- [What needs to be done]: Copy out the entries below in full and exactly.

>> BEGIN Data listing

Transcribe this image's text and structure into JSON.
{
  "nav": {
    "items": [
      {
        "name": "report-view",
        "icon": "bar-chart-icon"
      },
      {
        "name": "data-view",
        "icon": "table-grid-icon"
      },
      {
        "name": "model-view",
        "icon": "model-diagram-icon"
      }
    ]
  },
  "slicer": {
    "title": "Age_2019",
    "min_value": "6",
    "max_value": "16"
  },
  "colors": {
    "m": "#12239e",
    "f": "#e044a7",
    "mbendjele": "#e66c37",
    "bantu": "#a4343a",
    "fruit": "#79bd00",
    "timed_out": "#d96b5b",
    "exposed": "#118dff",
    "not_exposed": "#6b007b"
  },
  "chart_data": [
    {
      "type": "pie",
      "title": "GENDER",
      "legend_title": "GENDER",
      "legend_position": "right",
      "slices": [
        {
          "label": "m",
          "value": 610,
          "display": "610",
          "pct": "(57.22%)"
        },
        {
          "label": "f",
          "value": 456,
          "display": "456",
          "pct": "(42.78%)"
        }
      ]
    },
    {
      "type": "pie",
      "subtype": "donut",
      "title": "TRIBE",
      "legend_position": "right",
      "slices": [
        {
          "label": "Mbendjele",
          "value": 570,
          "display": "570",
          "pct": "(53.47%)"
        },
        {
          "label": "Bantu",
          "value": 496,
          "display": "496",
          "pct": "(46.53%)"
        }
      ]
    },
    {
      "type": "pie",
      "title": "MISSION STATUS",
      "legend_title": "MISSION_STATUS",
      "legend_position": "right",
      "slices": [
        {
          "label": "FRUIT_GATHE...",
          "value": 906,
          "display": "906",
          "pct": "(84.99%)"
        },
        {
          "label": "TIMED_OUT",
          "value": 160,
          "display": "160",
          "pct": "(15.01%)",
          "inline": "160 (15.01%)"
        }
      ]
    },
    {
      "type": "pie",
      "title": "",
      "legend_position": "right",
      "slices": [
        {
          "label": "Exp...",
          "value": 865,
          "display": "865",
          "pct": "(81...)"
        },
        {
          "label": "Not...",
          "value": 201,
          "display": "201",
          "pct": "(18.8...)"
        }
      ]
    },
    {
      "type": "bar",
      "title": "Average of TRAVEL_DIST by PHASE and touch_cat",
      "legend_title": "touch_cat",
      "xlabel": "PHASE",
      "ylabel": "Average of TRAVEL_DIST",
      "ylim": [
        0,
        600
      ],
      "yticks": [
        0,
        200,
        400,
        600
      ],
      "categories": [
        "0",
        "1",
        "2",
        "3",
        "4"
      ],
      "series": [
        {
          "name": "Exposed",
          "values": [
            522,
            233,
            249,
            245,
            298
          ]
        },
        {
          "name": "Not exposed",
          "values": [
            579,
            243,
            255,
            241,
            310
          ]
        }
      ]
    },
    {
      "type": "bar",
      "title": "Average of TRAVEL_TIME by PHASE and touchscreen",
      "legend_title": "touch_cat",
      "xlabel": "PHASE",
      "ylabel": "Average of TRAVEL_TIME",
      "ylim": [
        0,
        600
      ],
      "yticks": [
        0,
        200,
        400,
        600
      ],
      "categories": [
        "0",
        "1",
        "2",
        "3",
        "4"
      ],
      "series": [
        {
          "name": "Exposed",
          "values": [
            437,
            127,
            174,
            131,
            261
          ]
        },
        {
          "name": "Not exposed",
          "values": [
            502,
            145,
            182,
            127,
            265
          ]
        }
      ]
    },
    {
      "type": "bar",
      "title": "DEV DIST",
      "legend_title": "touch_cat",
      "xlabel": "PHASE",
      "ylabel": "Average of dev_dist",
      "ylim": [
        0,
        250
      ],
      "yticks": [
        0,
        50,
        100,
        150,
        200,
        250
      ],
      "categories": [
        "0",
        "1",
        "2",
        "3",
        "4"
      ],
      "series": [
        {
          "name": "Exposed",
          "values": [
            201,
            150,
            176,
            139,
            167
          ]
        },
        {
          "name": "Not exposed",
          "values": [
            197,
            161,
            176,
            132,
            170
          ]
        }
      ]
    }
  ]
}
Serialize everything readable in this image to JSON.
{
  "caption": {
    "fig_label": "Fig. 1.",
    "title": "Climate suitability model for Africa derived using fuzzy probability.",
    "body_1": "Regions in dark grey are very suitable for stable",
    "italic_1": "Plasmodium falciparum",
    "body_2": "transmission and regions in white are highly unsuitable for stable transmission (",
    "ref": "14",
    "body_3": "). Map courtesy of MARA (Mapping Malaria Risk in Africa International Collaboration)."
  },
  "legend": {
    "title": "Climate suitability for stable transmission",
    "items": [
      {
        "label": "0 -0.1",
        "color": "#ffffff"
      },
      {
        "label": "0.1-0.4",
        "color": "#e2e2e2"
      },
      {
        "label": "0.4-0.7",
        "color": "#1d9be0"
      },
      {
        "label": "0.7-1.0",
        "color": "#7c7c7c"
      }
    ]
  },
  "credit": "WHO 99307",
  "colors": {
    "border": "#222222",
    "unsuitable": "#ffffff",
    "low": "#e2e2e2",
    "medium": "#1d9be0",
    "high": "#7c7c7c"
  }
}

>> END Data listing

- [Finished answer]:
Transcribe this image's text and structure into JSON.
{
  "nav": {
    "items": [
      {
        "name": "report-view",
        "icon": "bar-chart-icon"
      },
      {
        "name": "data-view",
        "icon": "table-grid-icon"
      },
      {
        "name": "model-view",
        "icon": "model-diagram-icon"
      }
    ]
  },
  "slicer": {
    "title": "Age_2019",
    "min_value": "6",
    "max_value": "16"
  },
  "colors": {
    "m": "#12239e",
    "f": "#e044a7",
    "mbendjele": "#e66c37",
    "bantu": "#a4343a",
    "fruit": "#79bd00",
    "timed_out": "#d96b5b",
    "exposed": "#118dff",
    "not_exposed": "#6b007b"
  },
  "chart_data": [
    {
      "type": "pie",
      "title": "GENDER",
      "legend_title": "GENDER",
      "legend_position": "right",
      "slices": [
        {
          "label": "m",
          "value": 610,
          "display": "610",
          "pct": "(57.22%)"
        },
        {
          "label": "f",
          "value": 456,
          "display": "456",
          "pct": "(42.78%)"
        }
      ]
    },
    {
      "type": "pie",
      "subtype": "donut",
      "title": "TRIBE",
      "legend_position": "right",
      "slices": [
        {
          "label": "Mbendjele",
          "value": 570,
          "display": "570",
          "pct": "(53.47%)"
        },
        {
          "label": "Bantu",
          "value": 496,
          "display": "496",
          "pct": "(46.53%)"
        }
      ]
    },
    {
      "type": "pie",
      "title": "MISSION STATUS",
      "legend_title": "MISSION_STATUS",
      "legend_position": "right",
      "slices": [
        {
          "label": "FRUIT_GATHE...",
          "value": 906,
          "display": "906",
          "pct": "(84.99%)"
        },
        {
          "label": "TIMED_OUT",
          "value": 160,
          "display": "160",
          "pct": "(15.01%)",
          "inline": "160 (15.01%)"
        }
      ]
    },
    {
      "type": "pie",
      "title": "",
      "legend_position": "right",
      "slices": [
        {
          "label": "Exp...",
          "value": 865,
          "display": "865",
          "pct": "(81...)"
        },
        {
          "label": "Not...",
          "value": 201,
          "display": "201",
          "pct": "(18.8...)"
        }
      ]
    },
    {
      "type": "bar",
      "title": "Average of TRAVEL_DIST by PHASE and touch_cat",
      "legend_title": "touch_cat",
      "xlabel": "PHASE",
      "ylabel": "Average of TRAVEL_DIST",
      "ylim": [
        0,
        600
      ],
      "yticks": [
        0,
        200,
        400,
        600
      ],
      "categories": [
        "0",
        "1",
        "2",
        "3",
        "4"
      ],
      "series": [
        {
          "name": "Exposed",
          "values": [
            522,
            233,
            249,
            245,
            298
          ]
        },
        {
          "name": "Not exposed",
          "values": [
            579,
            243,
            255,
            241,
            310
          ]
        }
      ]
    },
    {
      "type": "bar",
      "title": "Average of TRAVEL_TIME by PHASE and touchscreen",
      "legend_title": "touch_cat",
      "xlabel": "PHASE",
      "ylabel": "Average of TRAVEL_TIME",
      "ylim": [
        0,
        600
      ],
      "yticks": [
        0,
        200,
        400,
        600
      ],
      "categories": [
        "0",
        "1",
        "2",
        "3",
        "4"
      ],
      "series": [
        {
          "name": "Exposed",
          "values": [
            437,
            127,
            174,
            131,
            261
          ]
        },
        {
          "name": "Not exposed",
          "values": [
            502,
            145,
            182,
            127,
            265
          ]
        }
      ]
    },
    {
      "type": "bar",
      "title": "DEV DIST",
      "legend_title": "touch_cat",
      "xlabel": "PHASE",
      "ylabel": "Average of dev_dist",
      "ylim": [
        0,
        250
      ],
      "yticks": [
        0,
        50,
        100,
        150,
        200,
        250
      ],
      "categories": [
        "0",
        "1",
        "2",
        "3",
        "4"
      ],
      "series": [
        {
          "name": "Exposed",
          "values": [
            201,
            150,
            176,
            139,
            167
          ]
        },
        {
          "name": "Not exposed",
          "values": [
            197,
            161,
            176,
            132,
            170
          ]
        }
      ]
    }
  ]
}
Serialize everything readable in this image to JSON.
{
  "caption": {
    "fig_label": "Fig. 1.",
    "title": "Climate suitability model for Africa derived using fuzzy probability.",
    "body_1": "Regions in dark grey are very suitable for stable",
    "italic_1": "Plasmodium falciparum",
    "body_2": "transmission and regions in white are highly unsuitable for stable transmission (",
    "ref": "14",
    "body_3": "). Map courtesy of MARA (Mapping Malaria Risk in Africa International Collaboration)."
  },
  "legend": {
    "title": "Climate suitability for stable transmission",
    "items": [
      {
        "label": "0 -0.1",
        "color": "#ffffff"
      },
      {
        "label": "0.1-0.4",
        "color": "#e2e2e2"
      },
      {
        "label": "0.4-0.7",
        "color": "#1d9be0"
      },
      {
        "label": "0.7-1.0",
        "color": "#7c7c7c"
      }
    ]
  },
  "credit": "WHO 99307",
  "colors": {
    "border": "#222222",
    "unsuitable": "#ffffff",
    "low": "#e2e2e2",
    "medium": "#1d9be0",
    "high": "#7c7c7c"
  }
}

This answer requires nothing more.